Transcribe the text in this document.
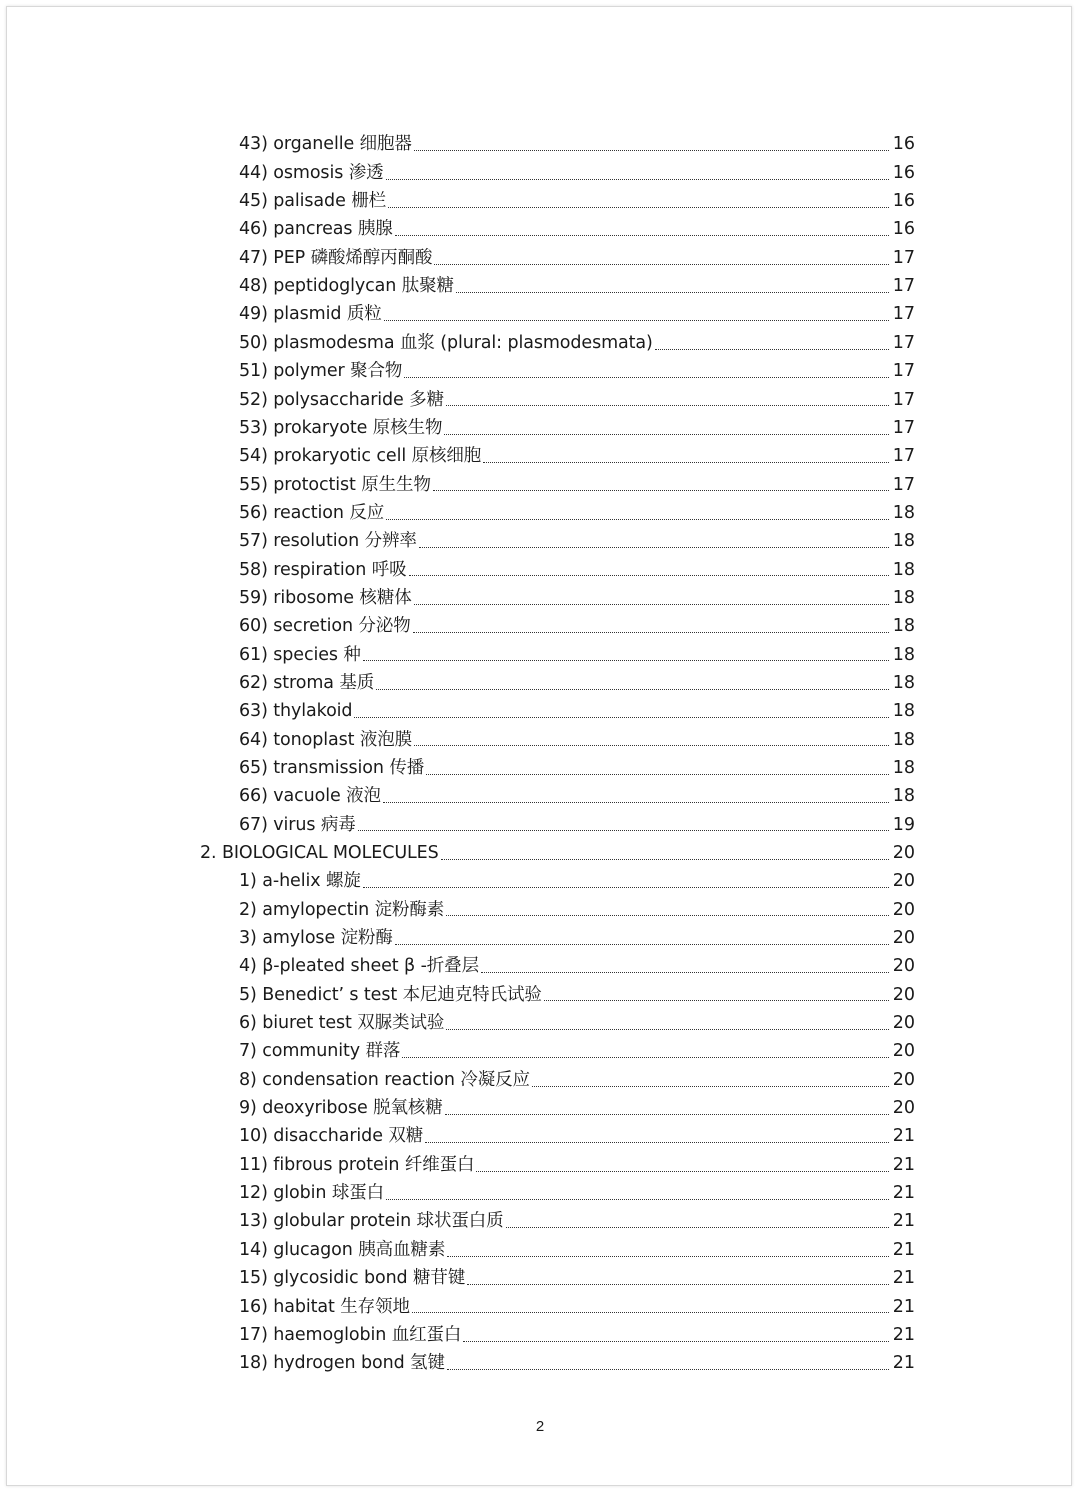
43) organelle 细胞器	16
44) osmosis 渗透	16
45) palisade 栅栏	16
46) pancreas 胰腺	16
47) PEP 磷酸烯醇丙酮酸	17
48) peptidoglycan 肽聚糖	17
49) plasmid 质粒	17
50) plasmodesma 血浆 (plural: plasmodesmata)	17
51) polymer 聚合物	17
52) polysaccharide 多糖	17
53) prokaryote 原核生物	17
54) prokaryotic cell 原核细胞	17
55) protoctist 原生生物	17
56) reaction 反应	18
57) resolution 分辨率	18
58) respiration 呼吸	18
59) ribosome 核糖体	18
60) secretion 分泌物	18
61) species 种	18
62) stroma 基质	18
63) thylakoid	18
64) tonoplast 液泡膜	18
65) transmission 传播	18
66) vacuole 液泡	18
67) virus 病毒	19
2. BIOLOGICAL MOLECULES	20
1) a-helix 螺旋	20
2) amylopectin 淀粉酶素	20
3) amylose 淀粉酶	20
4) β-pleated sheet β -折叠层	20
5) Benedict’ s test 本尼迪克特氏试验	20
6) biuret test 双脲类试验	20
7) community 群落	20
8) condensation reaction 冷凝反应	20
9) deoxyribose 脱氧核糖	20
10) disaccharide 双糖	21
11) fibrous protein 纤维蛋白	21
12) globin 球蛋白	21
13) globular protein 球状蛋白质	21
14) glucagon 胰高血糖素	21
15) glycosidic bond 糖苷键	21
16) habitat 生存领地	21
17) haemoglobin 血红蛋白	21
18) hydrogen bond 氢键	21
2
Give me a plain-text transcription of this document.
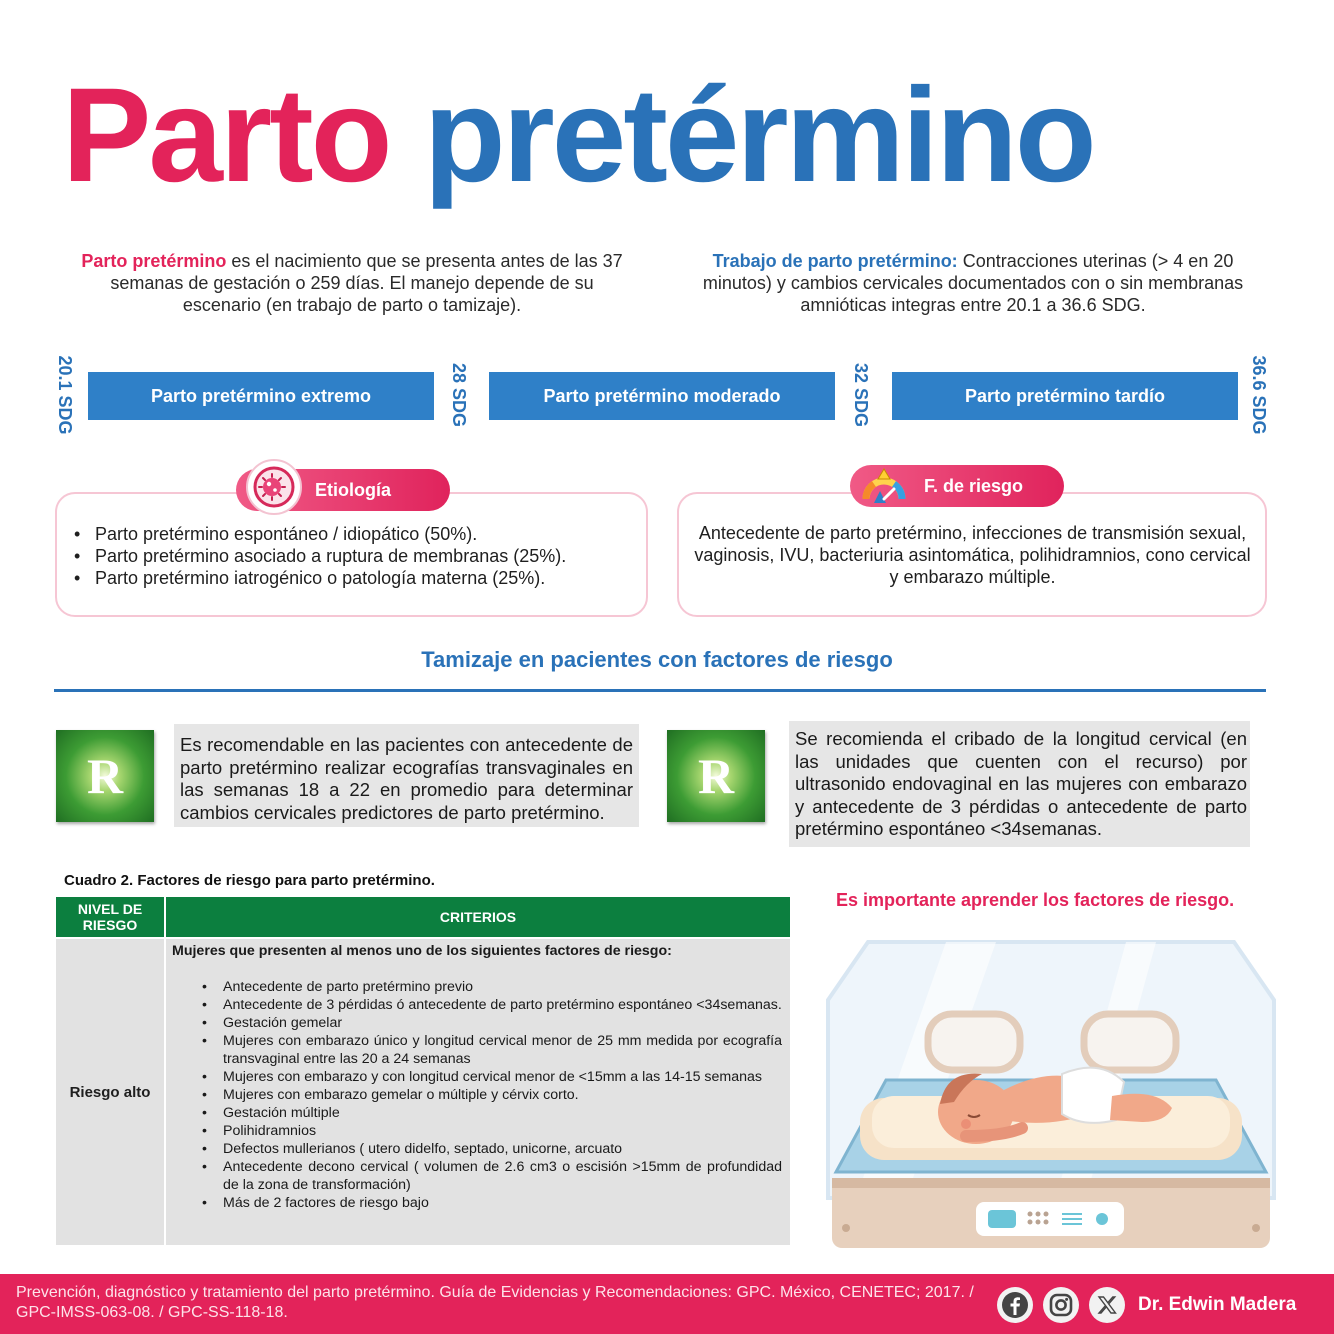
Parto pretérmino

Parto pretérmino es el nacimiento que se presenta antes de las 37 semanas de gestación o 259 días. El manejo depende de su escenario (en trabajo de parto o tamizaje).

Trabajo de parto pretérmino: Contracciones uterinas (> 4 en 20 minutos) y cambios cervicales documentados con o sin membranas amnióticas integras entre 20.1 a 36.6 SDG.

20.1 SDG	28 SDG	32 SDG	36.6 SDG
Parto pretérmino extremo	Parto pretérmino moderado	Parto pretérmino tardío
Etiología
• Parto pretérmino espontáneo / idiopático (50%).
• Parto pretérmino asociado a ruptura de membranas (25%).
• Parto pretérmino iatrogénico o patología materna (25%).
F. de riesgo

Antecedente de parto pretérmino, infecciones de transmisión sexual, vaginosis, IVU, bacteriuria asintomática, polihidramnios, cono cervical y embarazo múltiple.

Tamizaje en pacientes con factores de riesgo
R

Es recomendable en las pacientes con antecedente de parto pretérmino realizar ecografías transvaginales en las semanas 18 a 22 en promedio para determinar cambios cervicales predictores de parto pretérmino.

R

Se recomienda el cribado de la longitud cervical (en las unidades que cuenten con el recurso) por ultrasonido endovaginal en las mujeres con embarazo y antecedente de 3 pérdidas o antecedente de parto pretérmino espontáneo <34semanas.

Cuadro 2. Factores de riesgo para parto pretérmino.
NIVEL DE
RIESGO	CRITERIOS
Riesgo alto
Mujeres que presenten al menos uno de los siguientes factores de riesgo:
• Antecedente de parto pretérmino previo
• Antecedente de 3 pérdidas ó antecedente de parto pretérmino espontáneo <34semanas.
• Gestación gemelar
• Mujeres con embarazo único y longitud cervical menor de 25 mm medida por ecografía transvaginal entre las 20 a 24 semanas
• Mujeres con embarazo y con longitud cervical menor de <15mm a las 14-15 semanas
• Mujeres con embarazo gemelar o múltiple y cérvix corto.
• Gestación múltiple
• Polihidramnios
• Defectos mullerianos ( utero didelfo, septado, unicorne, arcuato
• Antecedente decono cervical ( volumen de 2.6 cm3 o escisión >15mm de profundidad de la zona de transformación)
• Más de 2 factores de riesgo bajo
Es importante aprender los factores de riesgo.

Prevención, diagnóstico y tratamiento del parto pretérmino. Guía de Evidencias y Recomendaciones: GPC. México, CENETEC; 2017. / GPC-IMSS-063-08. / GPC-SS-118-18.	Dr. Edwin Madera
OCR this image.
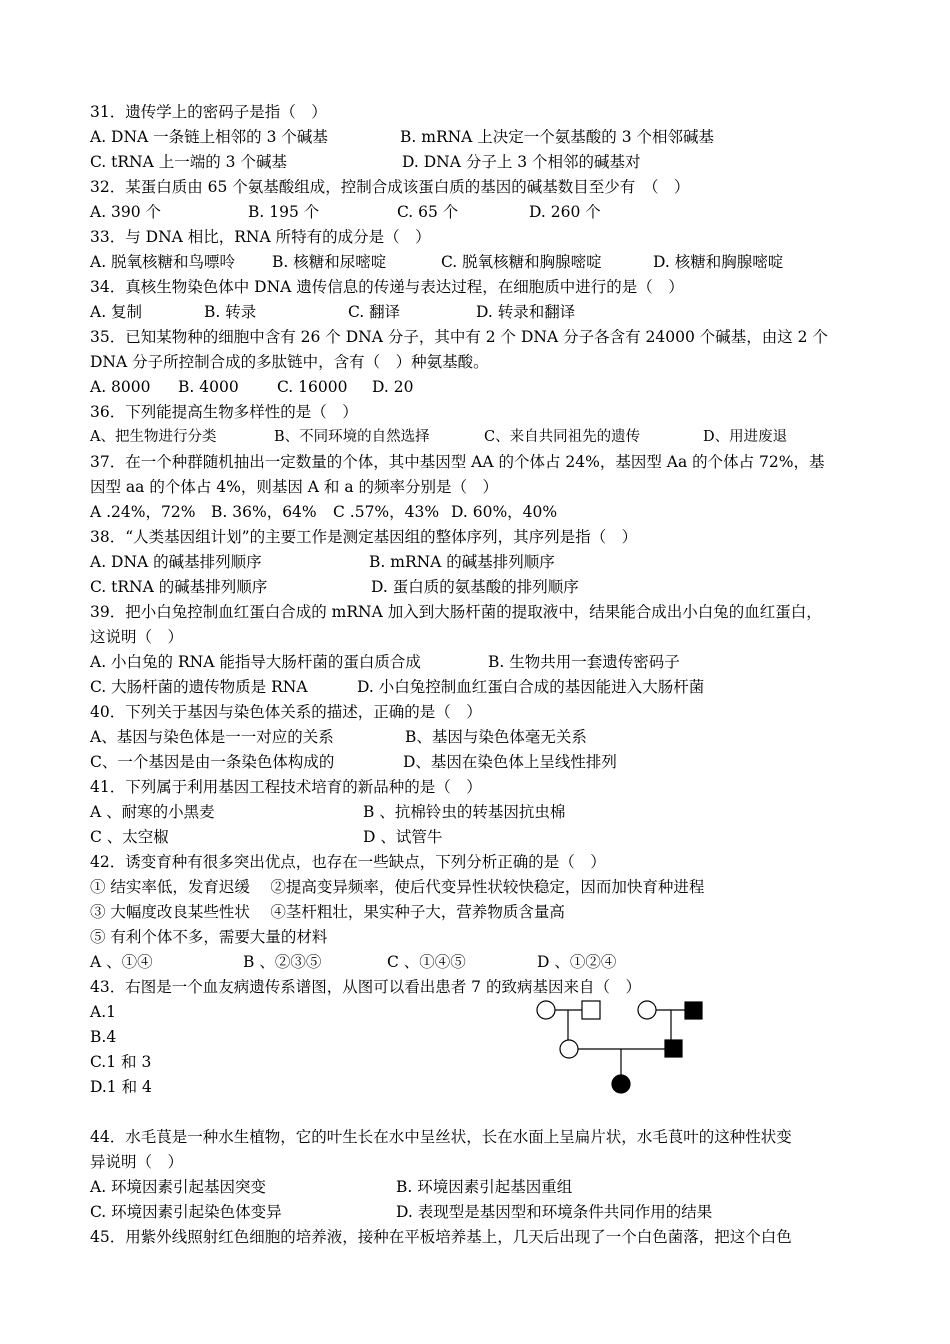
31．遗传学上的密码子是指（　）
A. DNA 一条链上相邻的 3 个碱基	B. mRNA 上决定一个氨基酸的 3 个相邻碱基
C. tRNA 上一端的 3 个碱基	D. DNA 分子上 3 个相邻的碱基对
32．某蛋白质由 65 个氨基酸组成，控制合成该蛋白质的基因的碱基数目至少有　（　）
A. 390 个	B. 195 个	C. 65 个	D. 260 个
33．与 DNA 相比，RNA 所特有的成分是（　）
A. 脱氧核糖和鸟嘌呤 B. 核糖和尿嘧啶	C. 脱氧核糖和胸腺嘧啶	D. 核糖和胸腺嘧啶
34．真核生物染色体中 DNA 遗传信息的传递与表达过程，在细胞质中进行的是（　）
A. 复制	B. 转录	C. 翻译	D. 转录和翻译
35．已知某物种的细胞中含有 26 个 DNA 分子，其中有 2 个 DNA 分子各含有 24000 个碱基，由这 2 个
DNA 分子所控制合成的多肽链中，含有（　）种氨基酸。
A. 8000 B. 4000 C. 16000 D. 20
36．下列能提高生物多样性的是（　）
A、把生物进行分类	B、不同环境的自然选择	C、来自共同祖先的遗传	D、用进废退
37．在一个种群随机抽出一定数量的个体，其中基因型 AA 的个体占 24%，基因型 Aa 的个体占 72%，基
因型 aa 的个体占 4%，则基因 A 和 a 的频率分别是（　）
A .24%，72% B. 36%，64% C .57%，43% D. 60%，40%
38．“人类基因组计划”的主要工作是测定基因组的整体序列，其序列是指（　）
A. DNA 的碱基排列顺序	B. mRNA 的碱基排列顺序
C. tRNA 的碱基排列顺序	D. 蛋白质的氨基酸的排列顺序
39．把小白兔控制血红蛋白合成的 mRNA 加入到大肠杆菌的提取液中，结果能合成出小白兔的血红蛋白，
这说明（　）
A. 小白兔的 RNA 能指导大肠杆菌的蛋白质合成	B. 生物共用一套遗传密码子
C. 大肠杆菌的遗传物质是 RNA	D. 小白兔控制血红蛋白合成的基因能进入大肠杆菌
40．下列关于基因与染色体关系的描述，正确的是（　）
A、基因与染色体是一一对应的关系	B、基因与染色体毫无关系
C、一个基因是由一条染色体构成的	D、基因在染色体上呈线性排列
41．下列属于利用基因工程技术培育的新品种的是（　）
A 、耐寒的小黑麦	B 、抗棉铃虫的转基因抗虫棉
C 、太空椒	D 、试管牛
42．诱变育种有很多突出优点，也存在一些缺点，下列分析正确的是（　）
① 结实率低，发育迟缓　 ②提高变异频率，使后代变异性状较快稳定，因而加快育种进程
③ 大幅度改良某些性状　 ④茎杆粗壮，果实种子大，营养物质含量高
⑤ 有利个体不多，需要大量的材料
A 、①④	B 、②③⑤	C 、①④⑤	D 、①②④
43．右图是一个血友病遗传系谱图，从图可以看出患者 7 的致病基因来自（　）
A.1
B.4
C.1 和 3
D.1 和 4
44．水毛茛是一种水生植物，它的叶生长在水中呈丝状，长在水面上呈扁片状，水毛茛叶的这种性状变
异说明（　）
A. 环境因素引起基因突变	B. 环境因素引起基因重组
C. 环境因素引起染色体变异	D. 表现型是基因型和环境条件共同作用的结果
45．用紫外线照射红色细胞的培养液，接种在平板培养基上，几天后出现了一个白色菌落，把这个白色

★ ★ ★ ★

■ TASK PROMPT
Restate each entry word for word. Omit every picture.

■ EXERCISE RESULT
Transcribe the text in this document.
43) organelle 细胞器	16
44) osmosis 渗透	16
45) palisade 栅栏	16
46) pancreas 胰腺	16
47) PEP 磷酸烯醇丙酮酸	17
48) peptidoglycan 肽聚糖	17
49) plasmid 质粒	17
50) plasmodesma 血浆 (plural: plasmodesmata)	17
51) polymer 聚合物	17
52) polysaccharide 多糖	17
53) prokaryote 原核生物	17
54) prokaryotic cell 原核细胞	17
55) protoctist 原生生物	17
56) reaction 反应	18
57) resolution 分辨率	18
58) respiration 呼吸	18
59) ribosome 核糖体	18
60) secretion 分泌物	18
61) species 种	18
62) stroma 基质	18
63) thylakoid	18
64) tonoplast 液泡膜	18
65) transmission 传播	18
66) vacuole 液泡	18
67) virus 病毒	19
2. BIOLOGICAL MOLECULES	20
1) a-helix 螺旋	20
2) amylopectin 淀粉酶素	20
3) amylose 淀粉酶	20
4) β-pleated sheet β -折叠层	20
5) Benedict’ s test 本尼迪克特氏试验	20
6) biuret test 双脲类试验	20
7) community 群落	20
8) condensation reaction 冷凝反应	20
9) deoxyribose 脱氧核糖	20
10) disaccharide 双糖	21
11) fibrous protein 纤维蛋白	21
12) globin 球蛋白	21
13) globular protein 球状蛋白质	21
14) glucagon 胰高血糖素	21
15) glycosidic bond 糖苷键	21
16) habitat 生存领地	21
17) haemoglobin 血红蛋白	21
18) hydrogen bond 氢键	21
2
Give me a plain-text transcription of this document.
Parto pretérmino

Parto pretérmino es el nacimiento que se presenta antes de las 37 semanas de gestación o 259 días. El manejo depende de su escenario (en trabajo de parto o tamizaje).

Trabajo de parto pretérmino: Contracciones uterinas (> 4 en 20 minutos) y cambios cervicales documentados con o sin membranas amnióticas integras entre 20.1 a 36.6 SDG.

20.1 SDG	28 SDG	32 SDG	36.6 SDG
Parto pretérmino extremo	Parto pretérmino moderado	Parto pretérmino tardío
Etiología
• Parto pretérmino espontáneo / idiopático (50%).
• Parto pretérmino asociado a ruptura de membranas (25%).
• Parto pretérmino iatrogénico o patología materna (25%).
F. de riesgo

Antecedente de parto pretérmino, infecciones de transmisión sexual, vaginosis, IVU, bacteriuria asintomática, polihidramnios, cono cervical y embarazo múltiple.

Tamizaje en pacientes con factores de riesgo
R

Es recomendable en las pacientes con antecedente de parto pretérmino realizar ecografías transvaginales en las semanas 18 a 22 en promedio para determinar cambios cervicales predictores de parto pretérmino.

R

Se recomienda el cribado de la longitud cervical (en las unidades que cuenten con el recurso) por ultrasonido endovaginal en las mujeres con embarazo y antecedente de 3 pérdidas o antecedente de parto pretérmino espontáneo <34semanas.

Cuadro 2. Factores de riesgo para parto pretérmino.
NIVEL DE
RIESGO	CRITERIOS
Riesgo alto
Mujeres que presenten al menos uno de los siguientes factores de riesgo:
• Antecedente de parto pretérmino previo
• Antecedente de 3 pérdidas ó antecedente de parto pretérmino espontáneo <34semanas.
• Gestación gemelar
• Mujeres con embarazo único y longitud cervical menor de 25 mm medida por ecografía transvaginal entre las 20 a 24 semanas
• Mujeres con embarazo y con longitud cervical menor de <15mm a las 14-15 semanas
• Mujeres con embarazo gemelar o múltiple y cérvix corto.
• Gestación múltiple
• Polihidramnios
• Defectos mullerianos ( utero didelfo, septado, unicorne, arcuato
• Antecedente decono cervical ( volumen de 2.6 cm3 o escisión >15mm de profundidad de la zona de transformación)
• Más de 2 factores de riesgo bajo
Es importante aprender los factores de riesgo.

Prevención, diagnóstico y tratamiento del parto pretérmino. Guía de Evidencias y Recomendaciones: GPC. México, CENETEC; 2017. / GPC-IMSS-063-08. / GPC-SS-118-18.	Dr. Edwin Madera
OCR this image.
31．遗传学上的密码子是指（　）
A. DNA 一条链上相邻的 3 个碱基	B. mRNA 上决定一个氨基酸的 3 个相邻碱基
C. tRNA 上一端的 3 个碱基	D. DNA 分子上 3 个相邻的碱基对
32．某蛋白质由 65 个氨基酸组成，控制合成该蛋白质的基因的碱基数目至少有　（　）
A. 390 个	B. 195 个	C. 65 个	D. 260 个
33．与 DNA 相比，RNA 所特有的成分是（　）
A. 脱氧核糖和鸟嘌呤 B. 核糖和尿嘧啶	C. 脱氧核糖和胸腺嘧啶	D. 核糖和胸腺嘧啶
34．真核生物染色体中 DNA 遗传信息的传递与表达过程，在细胞质中进行的是（　）
A. 复制	B. 转录	C. 翻译	D. 转录和翻译
35．已知某物种的细胞中含有 26 个 DNA 分子，其中有 2 个 DNA 分子各含有 24000 个碱基，由这 2 个
DNA 分子所控制合成的多肽链中，含有（　）种氨基酸。
A. 8000 B. 4000 C. 16000 D. 20
36．下列能提高生物多样性的是（　）
A、把生物进行分类	B、不同环境的自然选择	C、来自共同祖先的遗传	D、用进废退
37．在一个种群随机抽出一定数量的个体，其中基因型 AA 的个体占 24%，基因型 Aa 的个体占 72%，基
因型 aa 的个体占 4%，则基因 A 和 a 的频率分别是（　）
A .24%，72% B. 36%，64% C .57%，43% D. 60%，40%
38．“人类基因组计划”的主要工作是测定基因组的整体序列，其序列是指（　）
A. DNA 的碱基排列顺序	B. mRNA 的碱基排列顺序
C. tRNA 的碱基排列顺序	D. 蛋白质的氨基酸的排列顺序
39．把小白兔控制血红蛋白合成的 mRNA 加入到大肠杆菌的提取液中，结果能合成出小白兔的血红蛋白，
这说明（　）
A. 小白兔的 RNA 能指导大肠杆菌的蛋白质合成	B. 生物共用一套遗传密码子
C. 大肠杆菌的遗传物质是 RNA	D. 小白兔控制血红蛋白合成的基因能进入大肠杆菌
40．下列关于基因与染色体关系的描述，正确的是（　）
A、基因与染色体是一一对应的关系	B、基因与染色体毫无关系
C、一个基因是由一条染色体构成的	D、基因在染色体上呈线性排列
41．下列属于利用基因工程技术培育的新品种的是（　）
A 、耐寒的小黑麦	B 、抗棉铃虫的转基因抗虫棉
C 、太空椒	D 、试管牛
42．诱变育种有很多突出优点，也存在一些缺点，下列分析正确的是（　）
① 结实率低，发育迟缓　 ②提高变异频率，使后代变异性状较快稳定，因而加快育种进程
③ 大幅度改良某些性状　 ④茎杆粗壮，果实种子大，营养物质含量高
⑤ 有利个体不多，需要大量的材料
A 、①④	B 、②③⑤	C 、①④⑤	D 、①②④
43．右图是一个血友病遗传系谱图，从图可以看出患者 7 的致病基因来自（　）
A.1
B.4
C.1 和 3
D.1 和 4
44．水毛茛是一种水生植物，它的叶生长在水中呈丝状，长在水面上呈扁片状，水毛茛叶的这种性状变
异说明（　）
A. 环境因素引起基因突变	B. 环境因素引起基因重组
C. 环境因素引起染色体变异	D. 表现型是基因型和环境条件共同作用的结果
45．用紫外线照射红色细胞的培养液，接种在平板培养基上，几天后出现了一个白色菌落，把这个白色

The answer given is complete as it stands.